Print the whole listing exactly.

::: SUPPLIED INFORMATION

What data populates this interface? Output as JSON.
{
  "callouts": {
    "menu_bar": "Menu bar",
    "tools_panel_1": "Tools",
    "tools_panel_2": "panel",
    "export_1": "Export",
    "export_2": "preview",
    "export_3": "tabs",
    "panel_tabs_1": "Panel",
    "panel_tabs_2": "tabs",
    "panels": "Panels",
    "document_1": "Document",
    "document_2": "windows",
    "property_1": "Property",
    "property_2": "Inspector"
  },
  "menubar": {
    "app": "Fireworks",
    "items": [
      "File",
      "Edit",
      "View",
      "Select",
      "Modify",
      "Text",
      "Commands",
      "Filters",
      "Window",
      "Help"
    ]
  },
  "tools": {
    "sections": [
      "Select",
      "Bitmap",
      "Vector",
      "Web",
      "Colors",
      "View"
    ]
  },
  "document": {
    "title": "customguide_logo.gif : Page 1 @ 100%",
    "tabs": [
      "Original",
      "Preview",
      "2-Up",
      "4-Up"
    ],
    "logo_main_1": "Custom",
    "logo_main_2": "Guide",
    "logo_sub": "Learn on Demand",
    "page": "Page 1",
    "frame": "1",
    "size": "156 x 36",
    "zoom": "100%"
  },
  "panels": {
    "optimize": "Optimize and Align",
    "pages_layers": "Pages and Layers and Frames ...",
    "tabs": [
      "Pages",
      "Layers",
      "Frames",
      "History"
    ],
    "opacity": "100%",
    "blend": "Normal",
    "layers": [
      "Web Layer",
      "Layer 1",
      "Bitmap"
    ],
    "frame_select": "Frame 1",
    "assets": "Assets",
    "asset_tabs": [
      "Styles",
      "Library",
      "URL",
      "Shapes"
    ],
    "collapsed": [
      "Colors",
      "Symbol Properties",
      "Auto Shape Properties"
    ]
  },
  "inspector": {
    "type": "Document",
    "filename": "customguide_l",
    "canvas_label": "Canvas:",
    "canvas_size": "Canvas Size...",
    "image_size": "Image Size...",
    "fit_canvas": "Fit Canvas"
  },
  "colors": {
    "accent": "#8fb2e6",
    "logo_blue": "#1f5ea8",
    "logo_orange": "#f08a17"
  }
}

::::::

* **RESULT OF THE EXERCISE**:
What data populates this interface? Output as JSON.
{
  "callouts": {
    "menu_bar": "Menu bar",
    "tools_panel_1": "Tools",
    "tools_panel_2": "panel",
    "export_1": "Export",
    "export_2": "preview",
    "export_3": "tabs",
    "panel_tabs_1": "Panel",
    "panel_tabs_2": "tabs",
    "panels": "Panels",
    "document_1": "Document",
    "document_2": "windows",
    "property_1": "Property",
    "property_2": "Inspector"
  },
  "menubar": {
    "app": "Fireworks",
    "items": [
      "File",
      "Edit",
      "View",
      "Select",
      "Modify",
      "Text",
      "Commands",
      "Filters",
      "Window",
      "Help"
    ]
  },
  "tools": {
    "sections": [
      "Select",
      "Bitmap",
      "Vector",
      "Web",
      "Colors",
      "View"
    ]
  },
  "document": {
    "title": "customguide_logo.gif : Page 1 @ 100%",
    "tabs": [
      "Original",
      "Preview",
      "2-Up",
      "4-Up"
    ],
    "logo_main_1": "Custom",
    "logo_main_2": "Guide",
    "logo_sub": "Learn on Demand",
    "page": "Page 1",
    "frame": "1",
    "size": "156 x 36",
    "zoom": "100%"
  },
  "panels": {
    "optimize": "Optimize and Align",
    "pages_layers": "Pages and Layers and Frames ...",
    "tabs": [
      "Pages",
      "Layers",
      "Frames",
      "History"
    ],
    "opacity": "100%",
    "blend": "Normal",
    "layers": [
      "Web Layer",
      "Layer 1",
      "Bitmap"
    ],
    "frame_select": "Frame 1",
    "assets": "Assets",
    "asset_tabs": [
      "Styles",
      "Library",
      "URL",
      "Shapes"
    ],
    "collapsed": [
      "Colors",
      "Symbol Properties",
      "Auto Shape Properties"
    ]
  },
  "inspector": {
    "type": "Document",
    "filename": "customguide_l",
    "canvas_label": "Canvas:",
    "canvas_size": "Canvas Size...",
    "image_size": "Image Size...",
    "fit_canvas": "Fit Canvas"
  },
  "colors": {
    "accent": "#8fb2e6",
    "logo_blue": "#1f5ea8",
    "logo_orange": "#f08a17"
  }
}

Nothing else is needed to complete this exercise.